***** LISTED ENTRIES

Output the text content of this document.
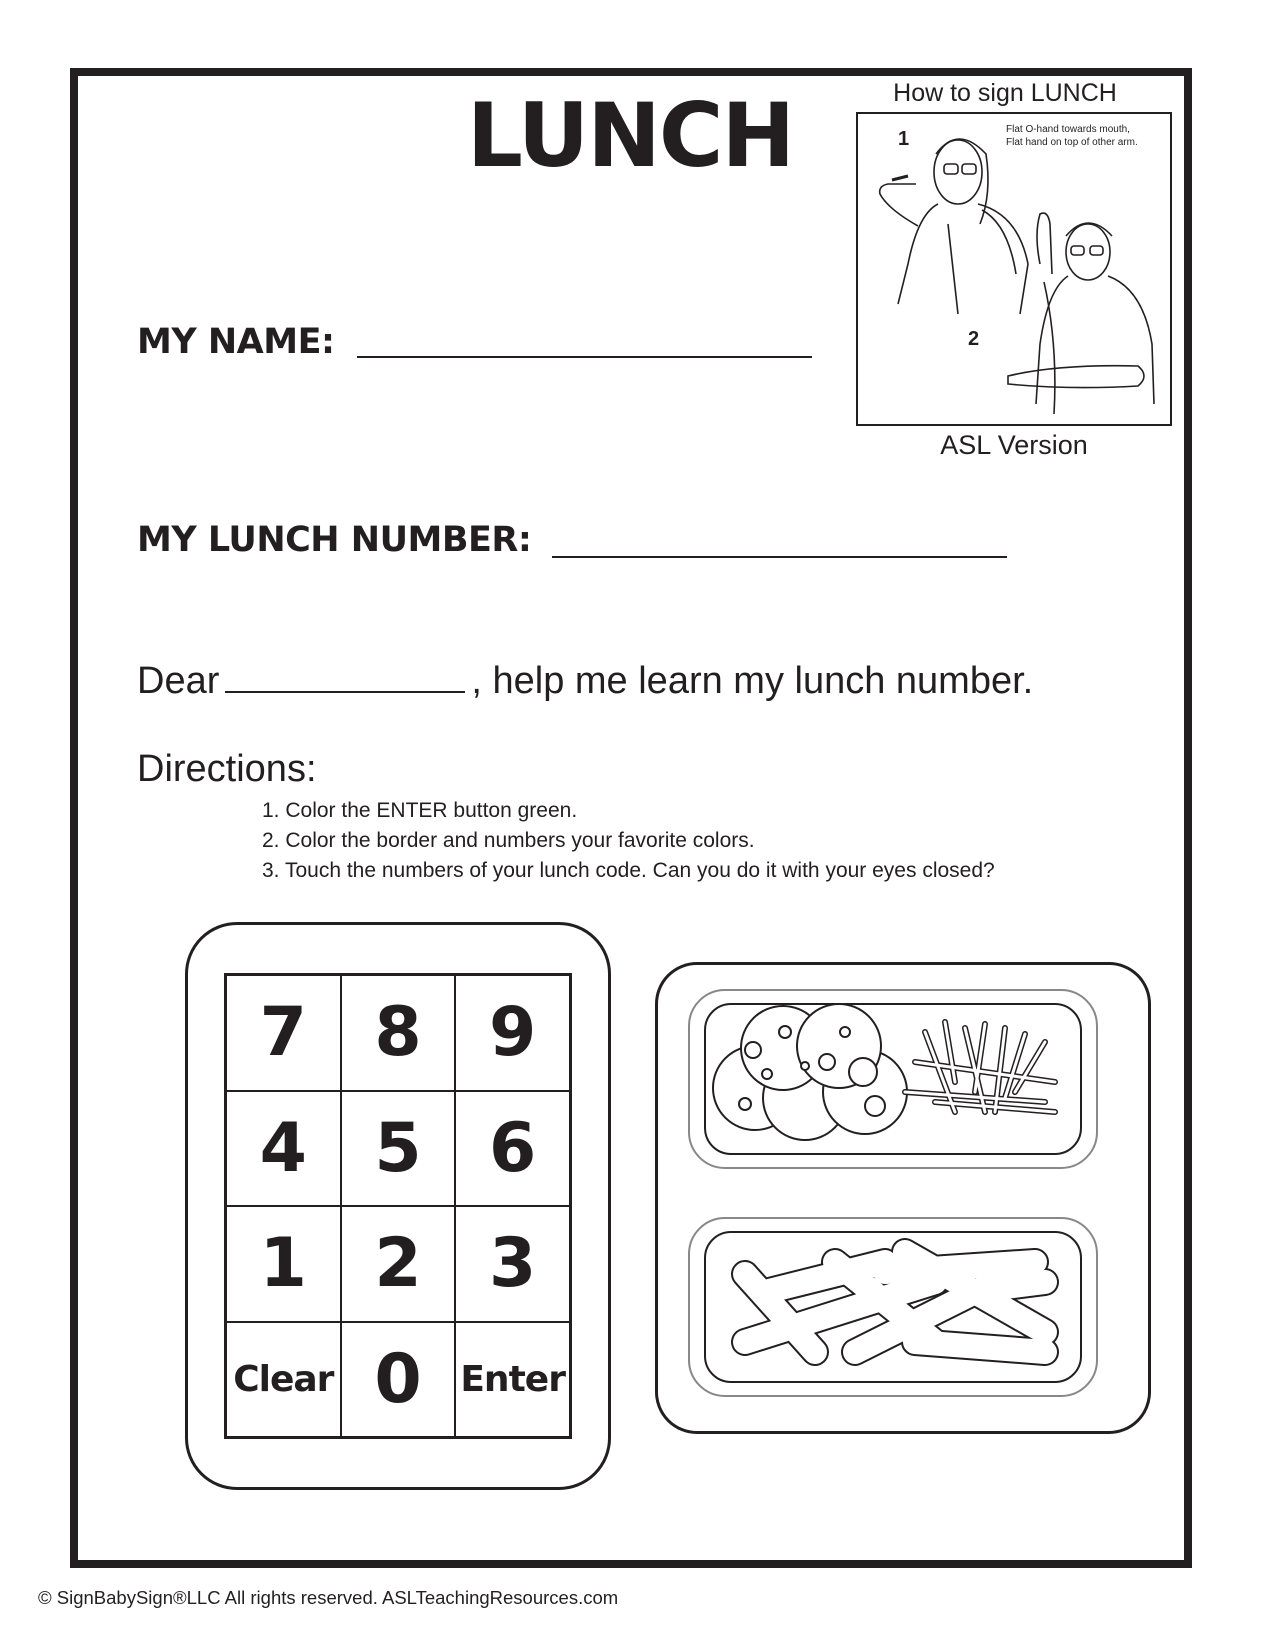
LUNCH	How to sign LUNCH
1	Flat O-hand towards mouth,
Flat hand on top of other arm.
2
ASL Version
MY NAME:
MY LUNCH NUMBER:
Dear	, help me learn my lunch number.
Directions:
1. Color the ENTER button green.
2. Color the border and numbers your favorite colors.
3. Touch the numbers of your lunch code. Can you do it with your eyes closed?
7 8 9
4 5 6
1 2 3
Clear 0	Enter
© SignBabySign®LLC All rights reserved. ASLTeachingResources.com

**********

Every record is to be reproduced exactly, with no pictures included.

Output the text content of this document.
LUNCH	How to sign LUNCH
1	Flat O-hand towards mouth,
Flat hand on top of other arm.
2
ASL Version
MY NAME:
MY LUNCH NUMBER:
Dear	, help me learn my lunch number.
Directions:
1. Color the ENTER button green.
2. Color the border and numbers your favorite colors.
3. Touch the numbers of your lunch code. Can you do it with your eyes closed?
7 8 9
4 5 6
1 2 3
Clear 0	Enter
© SignBabySign®LLC All rights reserved. ASLTeachingResources.com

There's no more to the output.